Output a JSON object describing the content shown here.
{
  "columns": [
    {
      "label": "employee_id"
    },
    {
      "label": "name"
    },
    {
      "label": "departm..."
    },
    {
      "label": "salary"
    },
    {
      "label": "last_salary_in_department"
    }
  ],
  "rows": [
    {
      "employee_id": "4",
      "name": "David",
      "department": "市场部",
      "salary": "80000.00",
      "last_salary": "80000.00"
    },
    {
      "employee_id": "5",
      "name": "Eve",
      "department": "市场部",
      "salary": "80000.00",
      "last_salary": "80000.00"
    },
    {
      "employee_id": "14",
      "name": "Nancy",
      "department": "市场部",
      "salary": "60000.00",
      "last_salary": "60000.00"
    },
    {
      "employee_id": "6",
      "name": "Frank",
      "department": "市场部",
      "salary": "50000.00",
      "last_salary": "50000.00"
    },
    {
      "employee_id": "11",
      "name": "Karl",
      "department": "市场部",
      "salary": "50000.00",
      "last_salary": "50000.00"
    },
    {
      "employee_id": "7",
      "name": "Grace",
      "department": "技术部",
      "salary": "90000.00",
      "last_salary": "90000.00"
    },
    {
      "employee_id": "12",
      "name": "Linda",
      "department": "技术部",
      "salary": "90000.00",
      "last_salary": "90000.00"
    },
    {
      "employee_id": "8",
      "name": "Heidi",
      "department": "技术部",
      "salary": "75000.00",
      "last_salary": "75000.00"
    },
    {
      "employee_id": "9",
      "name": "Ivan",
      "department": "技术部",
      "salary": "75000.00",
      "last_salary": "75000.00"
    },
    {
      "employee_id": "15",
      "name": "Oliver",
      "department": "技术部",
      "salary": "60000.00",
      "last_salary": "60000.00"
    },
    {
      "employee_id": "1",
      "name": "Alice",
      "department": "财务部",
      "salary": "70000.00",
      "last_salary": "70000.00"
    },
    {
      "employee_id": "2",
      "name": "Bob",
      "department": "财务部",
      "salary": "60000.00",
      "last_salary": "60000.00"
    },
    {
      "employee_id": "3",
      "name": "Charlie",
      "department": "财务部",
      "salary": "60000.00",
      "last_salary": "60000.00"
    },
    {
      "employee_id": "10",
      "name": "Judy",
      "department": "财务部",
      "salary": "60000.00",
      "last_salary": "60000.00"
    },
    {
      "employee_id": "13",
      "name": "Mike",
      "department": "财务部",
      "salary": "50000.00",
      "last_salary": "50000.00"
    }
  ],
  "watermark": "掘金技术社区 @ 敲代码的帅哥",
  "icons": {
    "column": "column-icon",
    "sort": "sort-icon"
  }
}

# # #

■ Exercise objective: Each line above must be printed exactly as it appears.

■ Answer to the problem:
Output a JSON object describing the content shown here.
{
  "columns": [
    {
      "label": "employee_id"
    },
    {
      "label": "name"
    },
    {
      "label": "departm..."
    },
    {
      "label": "salary"
    },
    {
      "label": "last_salary_in_department"
    }
  ],
  "rows": [
    {
      "employee_id": "4",
      "name": "David",
      "department": "市场部",
      "salary": "80000.00",
      "last_salary": "80000.00"
    },
    {
      "employee_id": "5",
      "name": "Eve",
      "department": "市场部",
      "salary": "80000.00",
      "last_salary": "80000.00"
    },
    {
      "employee_id": "14",
      "name": "Nancy",
      "department": "市场部",
      "salary": "60000.00",
      "last_salary": "60000.00"
    },
    {
      "employee_id": "6",
      "name": "Frank",
      "department": "市场部",
      "salary": "50000.00",
      "last_salary": "50000.00"
    },
    {
      "employee_id": "11",
      "name": "Karl",
      "department": "市场部",
      "salary": "50000.00",
      "last_salary": "50000.00"
    },
    {
      "employee_id": "7",
      "name": "Grace",
      "department": "技术部",
      "salary": "90000.00",
      "last_salary": "90000.00"
    },
    {
      "employee_id": "12",
      "name": "Linda",
      "department": "技术部",
      "salary": "90000.00",
      "last_salary": "90000.00"
    },
    {
      "employee_id": "8",
      "name": "Heidi",
      "department": "技术部",
      "salary": "75000.00",
      "last_salary": "75000.00"
    },
    {
      "employee_id": "9",
      "name": "Ivan",
      "department": "技术部",
      "salary": "75000.00",
      "last_salary": "75000.00"
    },
    {
      "employee_id": "15",
      "name": "Oliver",
      "department": "技术部",
      "salary": "60000.00",
      "last_salary": "60000.00"
    },
    {
      "employee_id": "1",
      "name": "Alice",
      "department": "财务部",
      "salary": "70000.00",
      "last_salary": "70000.00"
    },
    {
      "employee_id": "2",
      "name": "Bob",
      "department": "财务部",
      "salary": "60000.00",
      "last_salary": "60000.00"
    },
    {
      "employee_id": "3",
      "name": "Charlie",
      "department": "财务部",
      "salary": "60000.00",
      "last_salary": "60000.00"
    },
    {
      "employee_id": "10",
      "name": "Judy",
      "department": "财务部",
      "salary": "60000.00",
      "last_salary": "60000.00"
    },
    {
      "employee_id": "13",
      "name": "Mike",
      "department": "财务部",
      "salary": "50000.00",
      "last_salary": "50000.00"
    }
  ],
  "watermark": "掘金技术社区 @ 敲代码的帅哥",
  "icons": {
    "column": "column-icon",
    "sort": "sort-icon"
  }
}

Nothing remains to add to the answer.